Direction:
The records that follow are to be repeated exactly, with the pictures removed.

Available data:
______________________________
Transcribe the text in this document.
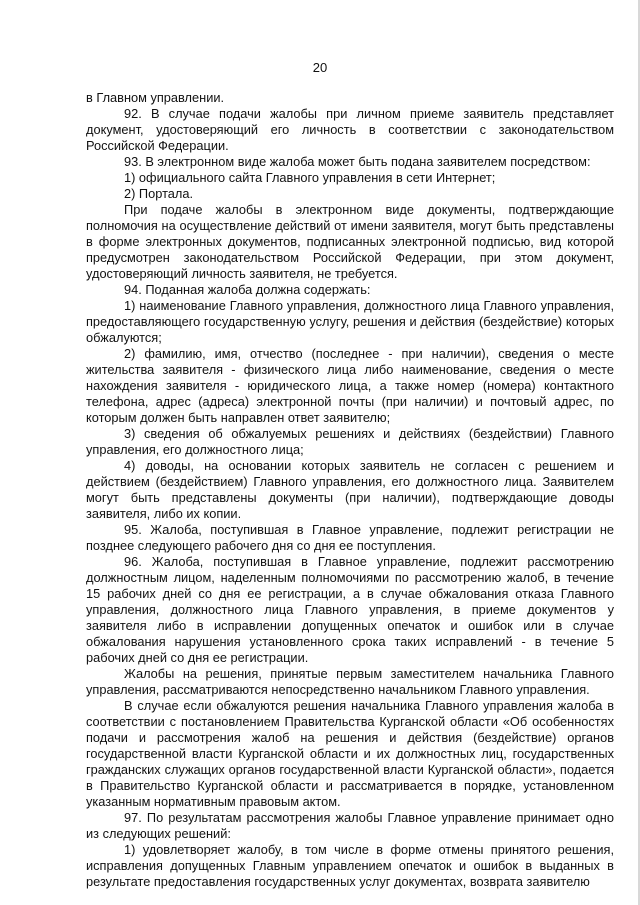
20

в Главном управлении.

92. В случае подачи жалобы при личном приеме заявитель представляет документ, удостоверяющий его личность в соответствии с законодательством Российской Федерации.

93. В электронном виде жалоба может быть подана заявителем посредством:

1) официального сайта Главного управления в сети Интернет;

2) Портала.

При подаче жалобы в электронном виде документы, подтверждающие полномочия на осуществление действий от имени заявителя, могут быть представлены в форме электронных документов, подписанных электронной подписью, вид которой предусмотрен законодательством Российской Федерации, при этом документ, удостоверяющий личность заявителя, не требуется.

94. Поданная жалоба должна содержать:

1) наименование Главного управления, должностного лица Главного управления, предоставляющего государственную услугу, решения и действия (бездействие) которых обжалуются;

2) фамилию, имя, отчество (последнее - при наличии), сведения о месте жительства заявителя - физического лица либо наименование, сведения о месте нахождения заявителя - юридического лица, а также номер (номера) контактного телефона, адрес (адреса) электронной почты (при наличии) и почтовый адрес, по которым должен быть направлен ответ заявителю;

3) сведения об обжалуемых решениях и действиях (бездействии) Главного управления, его должностного лица;

4) доводы, на основании которых заявитель не согласен с решением и действием (бездействием) Главного управления, его должностного лица. Заявителем могут быть представлены документы (при наличии), подтверждающие доводы заявителя, либо их копии.

95. Жалоба, поступившая в Главное управление, подлежит регистрации не позднее следующего рабочего дня со дня ее поступления.

96. Жалоба, поступившая в Главное управление, подлежит рассмотрению должностным лицом, наделенным полномочиями по рассмотрению жалоб, в течение 15 рабочих дней со дня ее регистрации, а в случае обжалования отказа Главного управления, должностного лица Главного управления, в приеме документов у заявителя либо в исправлении допущенных опечаток и ошибок или в случае обжалования нарушения установленного срока таких исправлений - в течение 5 рабочих дней со дня ее регистрации.

Жалобы на решения, принятые первым заместителем начальника Главного управления, рассматриваются непосредственно начальником Главного управления.

В случае если обжалуются решения начальника Главного управления жалоба в соответствии с постановлением Правительства Курганской области «Об особенностях подачи и рассмотрения жалоб на решения и действия (бездействие) органов государственной власти Курганской области и их должностных лиц, государственных гражданских служащих органов государственной власти Курганской области», подается в Правительство Курганской области и рассматривается в порядке, установленном указанным нормативным правовым актом.

97. По результатам рассмотрения жалобы Главное управление принимает одно из следующих решений:

1) удовлетворяет жалобу, в том числе в форме отмены принятого решения, исправления допущенных Главным управлением опечаток и ошибок в выданных в результате предоставления государственных услуг документах, возврата заявителю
______________________________
The answer:
Transcribe the text in this document.
20

в Главном управлении.

92. В случае подачи жалобы при личном приеме заявитель представляет документ, удостоверяющий его личность в соответствии с законодательством Российской Федерации.

93. В электронном виде жалоба может быть подана заявителем посредством:

1) официального сайта Главного управления в сети Интернет;

2) Портала.

При подаче жалобы в электронном виде документы, подтверждающие полномочия на осуществление действий от имени заявителя, могут быть представлены в форме электронных документов, подписанных электронной подписью, вид которой предусмотрен законодательством Российской Федерации, при этом документ, удостоверяющий личность заявителя, не требуется.

94. Поданная жалоба должна содержать:

1) наименование Главного управления, должностного лица Главного управления, предоставляющего государственную услугу, решения и действия (бездействие) которых обжалуются;

2) фамилию, имя, отчество (последнее - при наличии), сведения о месте жительства заявителя - физического лица либо наименование, сведения о месте нахождения заявителя - юридического лица, а также номер (номера) контактного телефона, адрес (адреса) электронной почты (при наличии) и почтовый адрес, по которым должен быть направлен ответ заявителю;

3) сведения об обжалуемых решениях и действиях (бездействии) Главного управления, его должностного лица;

4) доводы, на основании которых заявитель не согласен с решением и действием (бездействием) Главного управления, его должностного лица. Заявителем могут быть представлены документы (при наличии), подтверждающие доводы заявителя, либо их копии.

95. Жалоба, поступившая в Главное управление, подлежит регистрации не позднее следующего рабочего дня со дня ее поступления.

96. Жалоба, поступившая в Главное управление, подлежит рассмотрению должностным лицом, наделенным полномочиями по рассмотрению жалоб, в течение 15 рабочих дней со дня ее регистрации, а в случае обжалования отказа Главного управления, должностного лица Главного управления, в приеме документов у заявителя либо в исправлении допущенных опечаток и ошибок или в случае обжалования нарушения установленного срока таких исправлений - в течение 5 рабочих дней со дня ее регистрации.

Жалобы на решения, принятые первым заместителем начальника Главного управления, рассматриваются непосредственно начальником Главного управления.

В случае если обжалуются решения начальника Главного управления жалоба в соответствии с постановлением Правительства Курганской области «Об особенностях подачи и рассмотрения жалоб на решения и действия (бездействие) органов государственной власти Курганской области и их должностных лиц, государственных гражданских служащих органов государственной власти Курганской области», подается в Правительство Курганской области и рассматривается в порядке, установленном указанным нормативным правовым актом.

97. По результатам рассмотрения жалобы Главное управление принимает одно из следующих решений:

1) удовлетворяет жалобу, в том числе в форме отмены принятого решения, исправления допущенных Главным управлением опечаток и ошибок в выданных в результате предоставления государственных услуг документах, возврата заявителю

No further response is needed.